(Extracts from a graphics dataset)
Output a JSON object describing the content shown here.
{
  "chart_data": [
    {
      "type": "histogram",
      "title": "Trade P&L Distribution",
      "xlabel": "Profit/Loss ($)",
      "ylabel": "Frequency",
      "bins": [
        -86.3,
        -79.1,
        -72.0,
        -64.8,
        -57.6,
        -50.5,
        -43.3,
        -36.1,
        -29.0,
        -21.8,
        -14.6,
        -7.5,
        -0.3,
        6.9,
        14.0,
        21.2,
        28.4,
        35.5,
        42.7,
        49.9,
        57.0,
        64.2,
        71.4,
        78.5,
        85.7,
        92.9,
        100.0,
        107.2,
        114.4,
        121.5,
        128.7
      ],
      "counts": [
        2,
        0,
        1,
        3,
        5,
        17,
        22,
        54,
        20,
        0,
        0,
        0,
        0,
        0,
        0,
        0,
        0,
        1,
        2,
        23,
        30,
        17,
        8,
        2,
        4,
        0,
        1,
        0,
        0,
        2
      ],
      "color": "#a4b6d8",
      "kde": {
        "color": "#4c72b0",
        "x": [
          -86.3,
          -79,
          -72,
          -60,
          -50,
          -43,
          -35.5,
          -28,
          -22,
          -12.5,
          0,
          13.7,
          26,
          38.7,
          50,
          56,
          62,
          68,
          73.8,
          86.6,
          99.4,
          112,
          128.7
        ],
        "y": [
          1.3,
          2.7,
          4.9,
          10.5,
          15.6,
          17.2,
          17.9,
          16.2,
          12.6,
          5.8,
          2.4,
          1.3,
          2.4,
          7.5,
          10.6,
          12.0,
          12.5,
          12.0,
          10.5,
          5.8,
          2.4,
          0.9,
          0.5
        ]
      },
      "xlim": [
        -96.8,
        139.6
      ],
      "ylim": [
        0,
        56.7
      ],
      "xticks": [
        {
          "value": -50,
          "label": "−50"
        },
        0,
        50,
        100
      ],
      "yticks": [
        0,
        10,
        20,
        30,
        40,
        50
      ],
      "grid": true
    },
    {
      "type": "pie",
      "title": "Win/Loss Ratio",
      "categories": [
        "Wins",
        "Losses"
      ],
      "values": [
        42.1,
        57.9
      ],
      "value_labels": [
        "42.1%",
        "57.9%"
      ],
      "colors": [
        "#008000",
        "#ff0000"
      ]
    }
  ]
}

== WRITTEN INSTRUCTION ==
Extract the full set of entries word for word.

== SOLUTION TO THIS EXERCISE ==
Output a JSON object describing the content shown here.
{
  "chart_data": [
    {
      "type": "histogram",
      "title": "Trade P&L Distribution",
      "xlabel": "Profit/Loss ($)",
      "ylabel": "Frequency",
      "bins": [
        -86.3,
        -79.1,
        -72.0,
        -64.8,
        -57.6,
        -50.5,
        -43.3,
        -36.1,
        -29.0,
        -21.8,
        -14.6,
        -7.5,
        -0.3,
        6.9,
        14.0,
        21.2,
        28.4,
        35.5,
        42.7,
        49.9,
        57.0,
        64.2,
        71.4,
        78.5,
        85.7,
        92.9,
        100.0,
        107.2,
        114.4,
        121.5,
        128.7
      ],
      "counts": [
        2,
        0,
        1,
        3,
        5,
        17,
        22,
        54,
        20,
        0,
        0,
        0,
        0,
        0,
        0,
        0,
        0,
        1,
        2,
        23,
        30,
        17,
        8,
        2,
        4,
        0,
        1,
        0,
        0,
        2
      ],
      "color": "#a4b6d8",
      "kde": {
        "color": "#4c72b0",
        "x": [
          -86.3,
          -79,
          -72,
          -60,
          -50,
          -43,
          -35.5,
          -28,
          -22,
          -12.5,
          0,
          13.7,
          26,
          38.7,
          50,
          56,
          62,
          68,
          73.8,
          86.6,
          99.4,
          112,
          128.7
        ],
        "y": [
          1.3,
          2.7,
          4.9,
          10.5,
          15.6,
          17.2,
          17.9,
          16.2,
          12.6,
          5.8,
          2.4,
          1.3,
          2.4,
          7.5,
          10.6,
          12.0,
          12.5,
          12.0,
          10.5,
          5.8,
          2.4,
          0.9,
          0.5
        ]
      },
      "xlim": [
        -96.8,
        139.6
      ],
      "ylim": [
        0,
        56.7
      ],
      "xticks": [
        {
          "value": -50,
          "label": "−50"
        },
        0,
        50,
        100
      ],
      "yticks": [
        0,
        10,
        20,
        30,
        40,
        50
      ],
      "grid": true
    },
    {
      "type": "pie",
      "title": "Win/Loss Ratio",
      "categories": [
        "Wins",
        "Losses"
      ],
      "values": [
        42.1,
        57.9
      ],
      "value_labels": [
        "42.1%",
        "57.9%"
      ],
      "colors": [
        "#008000",
        "#ff0000"
      ]
    }
  ]
}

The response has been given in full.